Stored data
[start]

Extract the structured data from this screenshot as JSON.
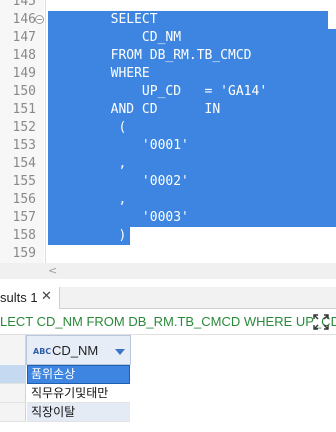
{
  "editor": {
    "lines": [
      {
        "num": "145",
        "code": "",
        "highlighted": false,
        "fold": false
      },
      {
        "num": "146",
        "code": "        SELECT",
        "highlighted": true,
        "fold": true
      },
      {
        "num": "147",
        "code": "            CD_NM",
        "highlighted": true,
        "fold": false
      },
      {
        "num": "148",
        "code": "        FROM DB_RM.TB_CMCD",
        "highlighted": true,
        "fold": false
      },
      {
        "num": "149",
        "code": "        WHERE",
        "highlighted": true,
        "fold": false
      },
      {
        "num": "150",
        "code": "            UP_CD   = 'GA14'",
        "highlighted": true,
        "fold": false
      },
      {
        "num": "151",
        "code": "        AND CD      IN",
        "highlighted": true,
        "fold": false
      },
      {
        "num": "152",
        "code": "         (",
        "highlighted": true,
        "fold": false
      },
      {
        "num": "153",
        "code": "            '0001'",
        "highlighted": true,
        "fold": false
      },
      {
        "num": "154",
        "code": "         ,",
        "highlighted": true,
        "fold": false
      },
      {
        "num": "155",
        "code": "            '0002'",
        "highlighted": true,
        "fold": false
      },
      {
        "num": "156",
        "code": "         ,",
        "highlighted": true,
        "fold": false
      },
      {
        "num": "157",
        "code": "            '0003'",
        "highlighted": true,
        "fold": false
      },
      {
        "num": "158",
        "code": "         )",
        "highlighted": true,
        "fold": false
      },
      {
        "num": "159",
        "code": "",
        "highlighted": false,
        "fold": false
      }
    ]
  },
  "scroll": {
    "left_arrow": "<"
  },
  "results": {
    "tab_label": "sults 1",
    "close_glyph": "✕",
    "query_text": "LECT CD_NM FROM DB_RM.TB_CMCD WHERE UP_CD =",
    "grid": {
      "type_icon": "ABC",
      "column": "CD_NM",
      "rows": [
        "품위손상",
        "직무유기및태만",
        "직장이탈"
      ]
    }
  },
  "colors": {
    "selection": "#3d85e0",
    "query_text": "#2a8a3a"
  }
}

[end]

● **Set problem**: List each line of the records that holds the string "WHERE".

● **Full answer**:
        "code": "        WHERE",
    "query_text": "LECT CD_NM FROM DB_RM.TB_CMCD WHERE UP_CD =",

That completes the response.